MATERIAL PROVIDED =
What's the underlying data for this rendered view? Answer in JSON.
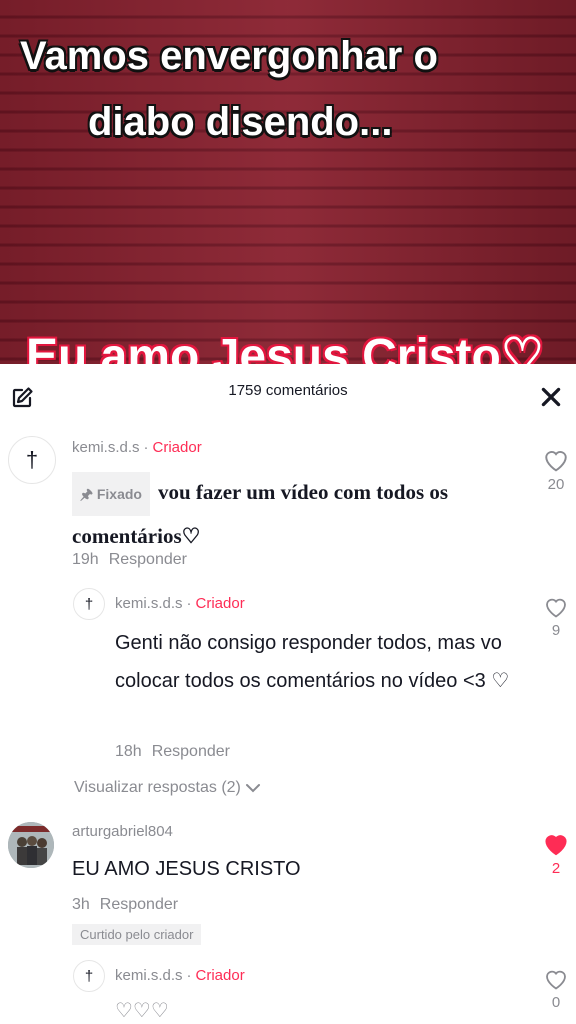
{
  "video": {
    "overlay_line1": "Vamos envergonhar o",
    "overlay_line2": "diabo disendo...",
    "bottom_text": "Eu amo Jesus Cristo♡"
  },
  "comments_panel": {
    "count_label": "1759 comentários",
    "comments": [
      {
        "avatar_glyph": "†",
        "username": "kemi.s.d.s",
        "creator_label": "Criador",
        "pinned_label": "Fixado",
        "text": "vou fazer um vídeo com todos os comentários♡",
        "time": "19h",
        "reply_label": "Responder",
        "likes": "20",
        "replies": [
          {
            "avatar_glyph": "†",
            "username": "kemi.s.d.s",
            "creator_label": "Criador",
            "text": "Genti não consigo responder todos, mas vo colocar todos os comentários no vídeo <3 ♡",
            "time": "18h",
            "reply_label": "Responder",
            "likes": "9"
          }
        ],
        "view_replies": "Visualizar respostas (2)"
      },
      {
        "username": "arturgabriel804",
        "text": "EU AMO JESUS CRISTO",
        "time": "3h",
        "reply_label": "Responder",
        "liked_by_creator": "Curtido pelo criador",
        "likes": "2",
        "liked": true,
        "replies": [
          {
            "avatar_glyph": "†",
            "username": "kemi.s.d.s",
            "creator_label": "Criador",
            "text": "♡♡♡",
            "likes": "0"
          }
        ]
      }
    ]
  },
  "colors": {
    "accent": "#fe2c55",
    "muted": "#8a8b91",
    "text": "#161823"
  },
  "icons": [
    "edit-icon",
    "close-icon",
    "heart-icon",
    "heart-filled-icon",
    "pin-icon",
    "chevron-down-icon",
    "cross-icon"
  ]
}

EXERCISE GOAL = Quote all of the entries word for word, omitting any pictures.

RIGHT ANSWER =
What's the underlying data for this rendered view? Answer in JSON.
{
  "video": {
    "overlay_line1": "Vamos envergonhar o",
    "overlay_line2": "diabo disendo...",
    "bottom_text": "Eu amo Jesus Cristo♡"
  },
  "comments_panel": {
    "count_label": "1759 comentários",
    "comments": [
      {
        "avatar_glyph": "†",
        "username": "kemi.s.d.s",
        "creator_label": "Criador",
        "pinned_label": "Fixado",
        "text": "vou fazer um vídeo com todos os comentários♡",
        "time": "19h",
        "reply_label": "Responder",
        "likes": "20",
        "replies": [
          {
            "avatar_glyph": "†",
            "username": "kemi.s.d.s",
            "creator_label": "Criador",
            "text": "Genti não consigo responder todos, mas vo colocar todos os comentários no vídeo <3 ♡",
            "time": "18h",
            "reply_label": "Responder",
            "likes": "9"
          }
        ],
        "view_replies": "Visualizar respostas (2)"
      },
      {
        "username": "arturgabriel804",
        "text": "EU AMO JESUS CRISTO",
        "time": "3h",
        "reply_label": "Responder",
        "liked_by_creator": "Curtido pelo criador",
        "likes": "2",
        "liked": true,
        "replies": [
          {
            "avatar_glyph": "†",
            "username": "kemi.s.d.s",
            "creator_label": "Criador",
            "text": "♡♡♡",
            "likes": "0"
          }
        ]
      }
    ]
  },
  "colors": {
    "accent": "#fe2c55",
    "muted": "#8a8b91",
    "text": "#161823"
  },
  "icons": [
    "edit-icon",
    "close-icon",
    "heart-icon",
    "heart-filled-icon",
    "pin-icon",
    "chevron-down-icon",
    "cross-icon"
  ]
}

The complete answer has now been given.